(Stored data entries)

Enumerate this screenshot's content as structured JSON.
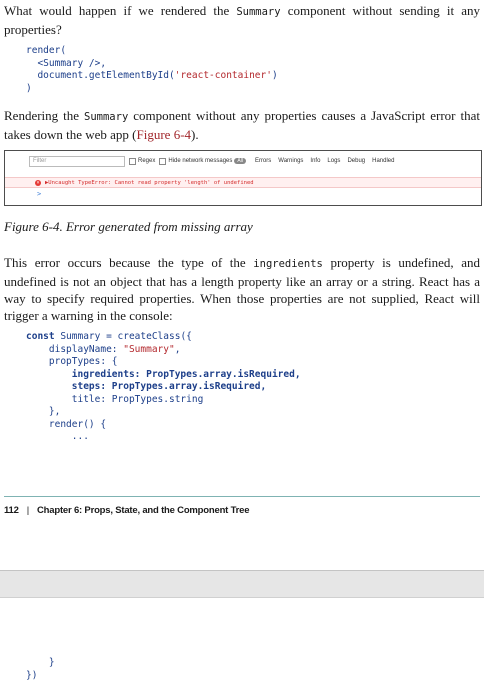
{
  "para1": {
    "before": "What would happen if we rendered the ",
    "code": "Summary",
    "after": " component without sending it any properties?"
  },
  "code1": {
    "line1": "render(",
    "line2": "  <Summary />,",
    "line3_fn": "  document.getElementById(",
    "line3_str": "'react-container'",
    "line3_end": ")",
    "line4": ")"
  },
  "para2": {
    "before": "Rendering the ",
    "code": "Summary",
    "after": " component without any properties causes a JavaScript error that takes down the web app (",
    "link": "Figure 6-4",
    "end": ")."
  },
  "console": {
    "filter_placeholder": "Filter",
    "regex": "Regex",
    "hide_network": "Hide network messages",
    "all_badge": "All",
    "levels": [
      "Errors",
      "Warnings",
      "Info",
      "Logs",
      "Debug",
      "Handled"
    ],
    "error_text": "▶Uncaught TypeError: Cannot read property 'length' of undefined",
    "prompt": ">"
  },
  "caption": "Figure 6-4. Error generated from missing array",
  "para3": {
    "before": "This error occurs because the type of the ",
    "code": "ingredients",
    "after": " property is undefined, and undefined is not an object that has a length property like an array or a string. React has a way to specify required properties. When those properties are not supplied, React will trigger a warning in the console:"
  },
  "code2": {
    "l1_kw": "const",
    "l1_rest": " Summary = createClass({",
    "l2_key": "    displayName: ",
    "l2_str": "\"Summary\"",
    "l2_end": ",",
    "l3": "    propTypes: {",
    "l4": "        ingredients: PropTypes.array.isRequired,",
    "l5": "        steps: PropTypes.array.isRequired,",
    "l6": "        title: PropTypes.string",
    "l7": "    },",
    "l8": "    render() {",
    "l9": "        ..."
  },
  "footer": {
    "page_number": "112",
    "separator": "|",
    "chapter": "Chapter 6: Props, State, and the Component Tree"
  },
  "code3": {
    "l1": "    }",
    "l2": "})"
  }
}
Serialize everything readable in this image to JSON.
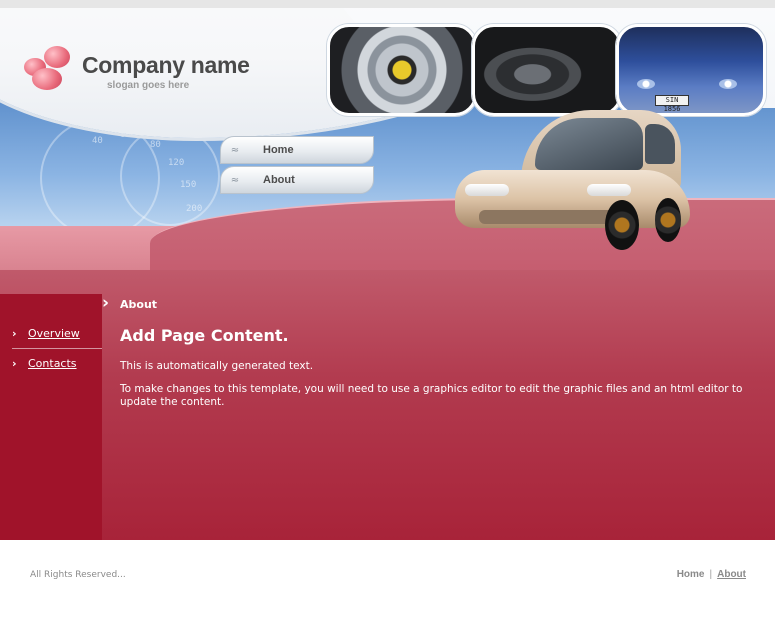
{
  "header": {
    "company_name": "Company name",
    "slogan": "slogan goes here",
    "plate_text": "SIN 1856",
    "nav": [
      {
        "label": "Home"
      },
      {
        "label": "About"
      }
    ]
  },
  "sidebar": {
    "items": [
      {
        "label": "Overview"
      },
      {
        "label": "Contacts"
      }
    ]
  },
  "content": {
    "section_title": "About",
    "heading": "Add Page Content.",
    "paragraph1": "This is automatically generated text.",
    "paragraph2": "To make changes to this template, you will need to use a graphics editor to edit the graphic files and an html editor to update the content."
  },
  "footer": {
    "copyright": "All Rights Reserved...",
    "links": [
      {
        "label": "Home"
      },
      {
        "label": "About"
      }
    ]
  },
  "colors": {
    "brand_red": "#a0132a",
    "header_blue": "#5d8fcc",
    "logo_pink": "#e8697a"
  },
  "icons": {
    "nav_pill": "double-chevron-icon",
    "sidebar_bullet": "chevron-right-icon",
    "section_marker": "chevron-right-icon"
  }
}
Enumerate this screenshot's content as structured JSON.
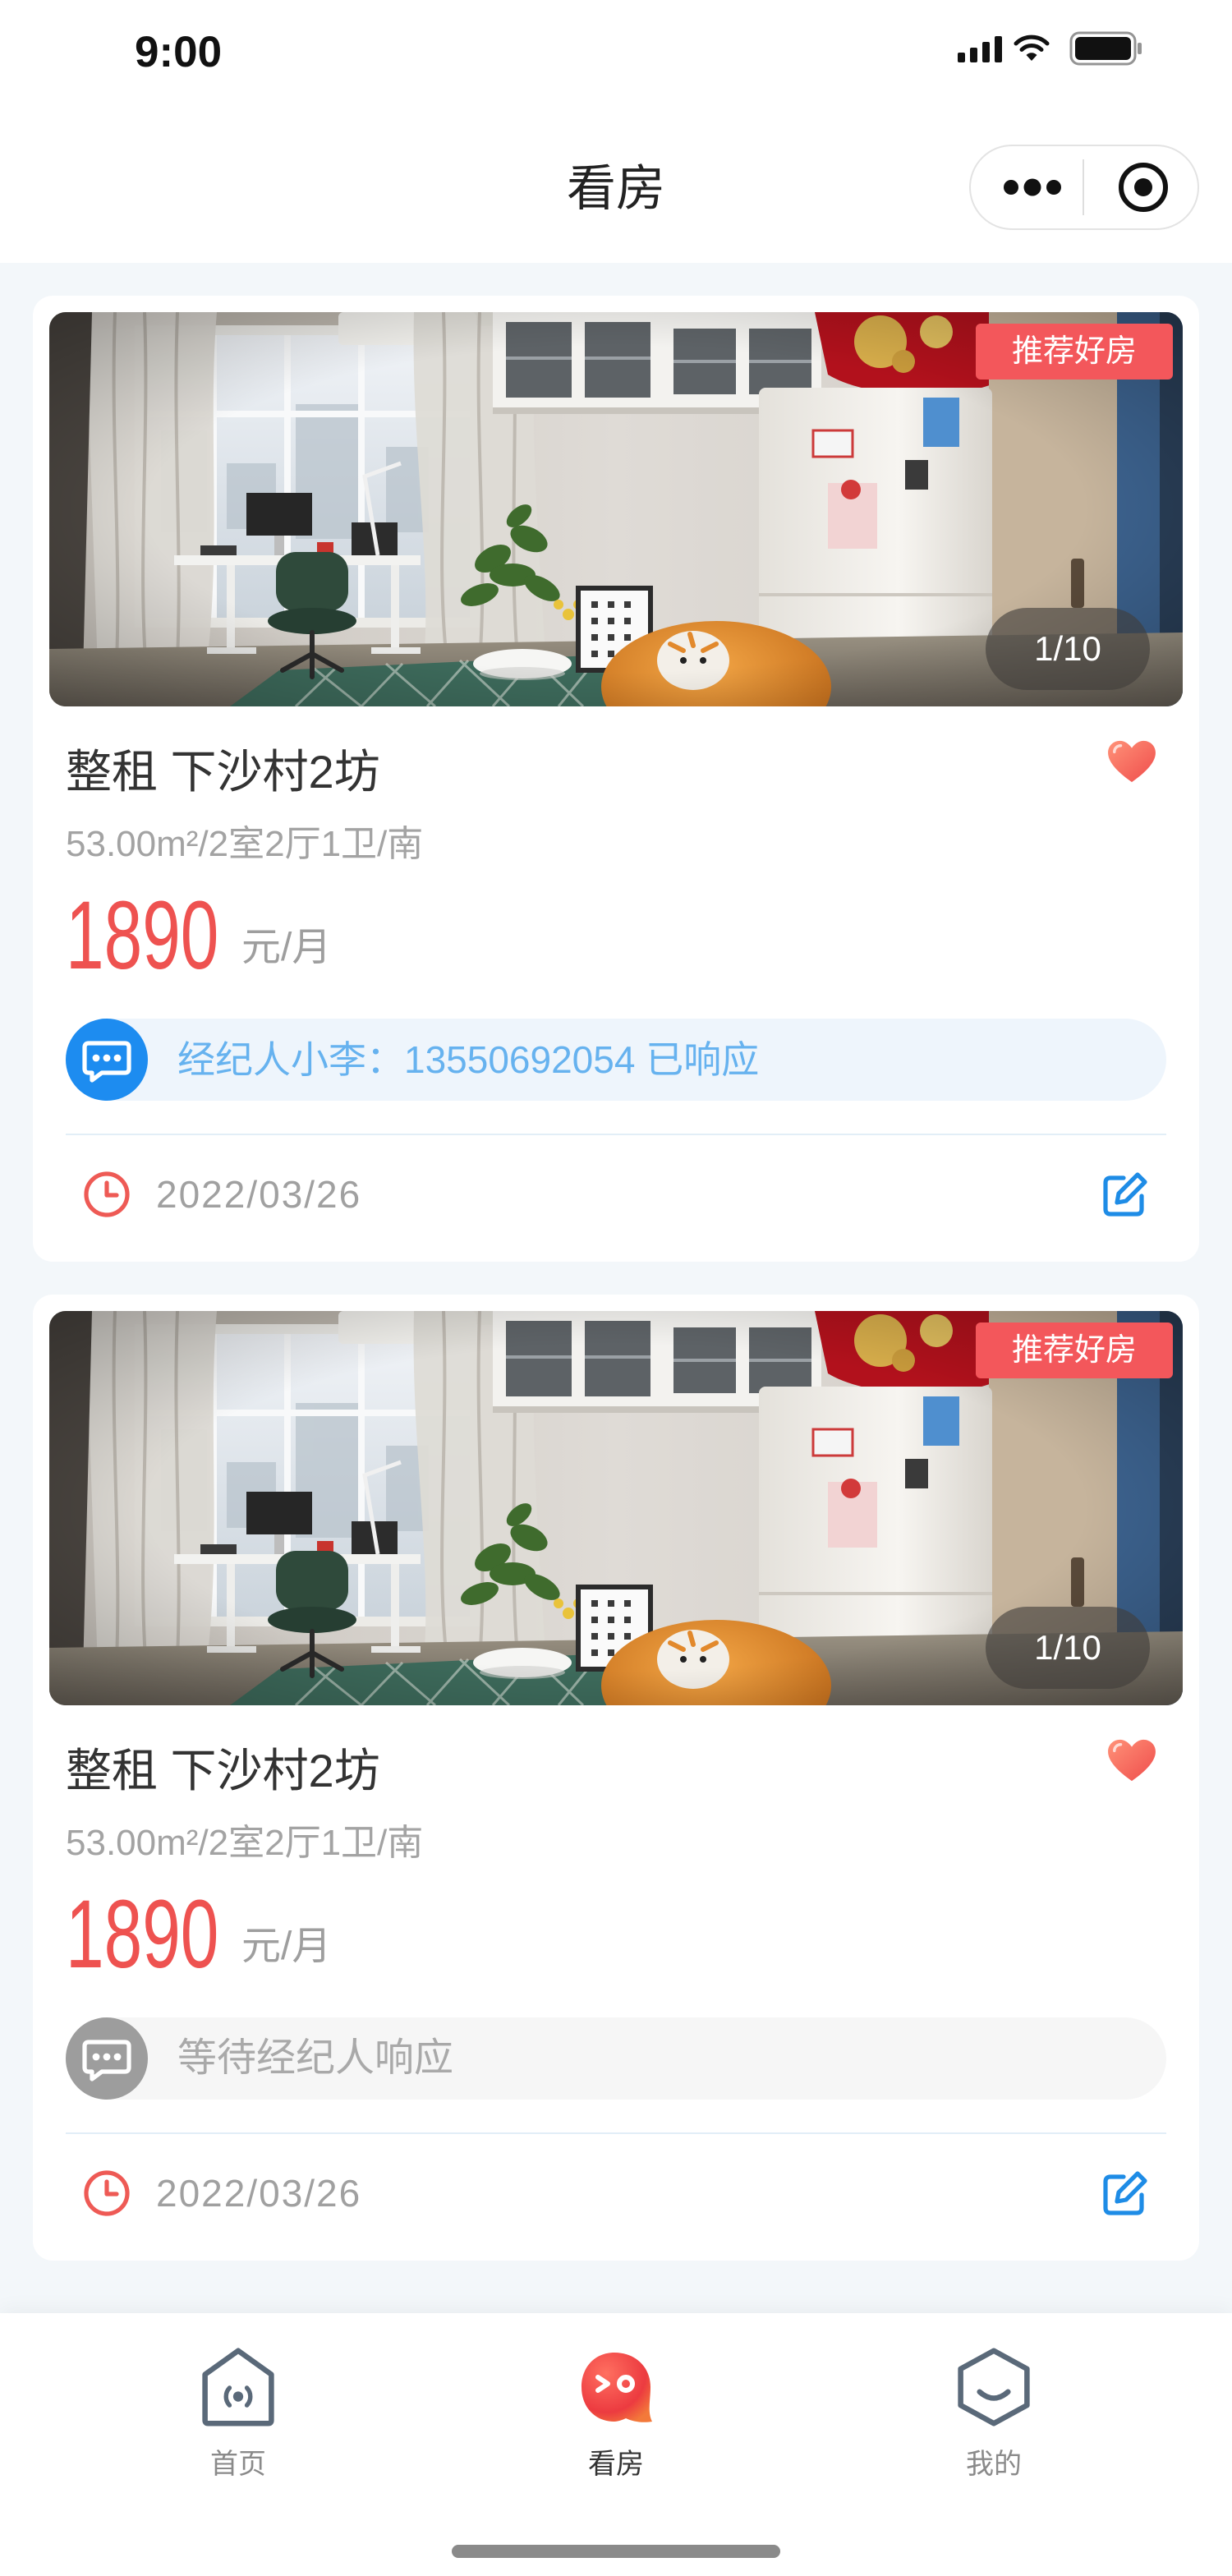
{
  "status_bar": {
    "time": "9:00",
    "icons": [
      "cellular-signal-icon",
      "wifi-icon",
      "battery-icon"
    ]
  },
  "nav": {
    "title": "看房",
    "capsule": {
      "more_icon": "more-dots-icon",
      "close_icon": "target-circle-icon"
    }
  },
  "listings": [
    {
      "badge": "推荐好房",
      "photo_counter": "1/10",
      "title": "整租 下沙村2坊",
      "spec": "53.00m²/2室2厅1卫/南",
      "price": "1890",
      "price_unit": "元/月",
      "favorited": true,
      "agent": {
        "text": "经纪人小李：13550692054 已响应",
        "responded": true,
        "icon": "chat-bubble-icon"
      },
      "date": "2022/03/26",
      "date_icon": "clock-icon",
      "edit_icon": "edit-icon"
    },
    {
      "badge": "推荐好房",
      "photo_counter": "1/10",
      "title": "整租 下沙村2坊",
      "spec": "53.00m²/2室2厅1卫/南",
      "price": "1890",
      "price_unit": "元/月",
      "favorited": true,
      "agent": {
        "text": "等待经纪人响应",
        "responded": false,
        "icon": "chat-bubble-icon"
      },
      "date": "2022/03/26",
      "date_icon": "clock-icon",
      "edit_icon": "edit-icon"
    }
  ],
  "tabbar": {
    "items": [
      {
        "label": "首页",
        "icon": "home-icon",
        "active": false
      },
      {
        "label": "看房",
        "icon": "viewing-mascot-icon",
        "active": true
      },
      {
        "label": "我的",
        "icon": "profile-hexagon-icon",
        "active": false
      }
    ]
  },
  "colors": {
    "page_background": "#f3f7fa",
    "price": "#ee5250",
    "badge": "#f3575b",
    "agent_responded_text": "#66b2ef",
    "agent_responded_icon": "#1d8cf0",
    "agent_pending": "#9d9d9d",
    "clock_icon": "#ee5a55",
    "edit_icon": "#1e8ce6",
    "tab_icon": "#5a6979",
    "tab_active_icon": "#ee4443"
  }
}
==
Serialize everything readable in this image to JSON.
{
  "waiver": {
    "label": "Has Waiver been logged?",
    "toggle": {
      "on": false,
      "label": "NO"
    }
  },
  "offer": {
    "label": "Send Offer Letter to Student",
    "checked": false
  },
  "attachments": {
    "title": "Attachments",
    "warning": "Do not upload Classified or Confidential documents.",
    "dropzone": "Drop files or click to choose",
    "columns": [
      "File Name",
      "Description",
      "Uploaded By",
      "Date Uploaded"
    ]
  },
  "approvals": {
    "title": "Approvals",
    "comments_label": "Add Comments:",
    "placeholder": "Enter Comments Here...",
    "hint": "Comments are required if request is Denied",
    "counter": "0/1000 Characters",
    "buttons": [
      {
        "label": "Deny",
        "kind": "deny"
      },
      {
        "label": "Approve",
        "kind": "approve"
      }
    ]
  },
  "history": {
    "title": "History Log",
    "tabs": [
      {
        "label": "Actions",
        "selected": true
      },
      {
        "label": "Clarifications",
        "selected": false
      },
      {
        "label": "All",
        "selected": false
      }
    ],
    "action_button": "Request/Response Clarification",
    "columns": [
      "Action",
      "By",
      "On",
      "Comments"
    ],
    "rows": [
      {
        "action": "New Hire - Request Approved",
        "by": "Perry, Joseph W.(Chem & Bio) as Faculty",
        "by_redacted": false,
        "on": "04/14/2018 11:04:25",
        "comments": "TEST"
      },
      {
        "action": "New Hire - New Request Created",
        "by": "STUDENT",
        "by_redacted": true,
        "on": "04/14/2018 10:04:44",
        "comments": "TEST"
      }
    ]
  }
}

> _Your instructions_
Show all lines in the entries above where the word "Summary" appears.

> _Output for this exercise_
    "code": "Summary",
    "line2": "  <Summary />,",
    "code": "Summary",
    "l1_rest": " Summary = createClass({",
    "l2_str": "\"Summary\"",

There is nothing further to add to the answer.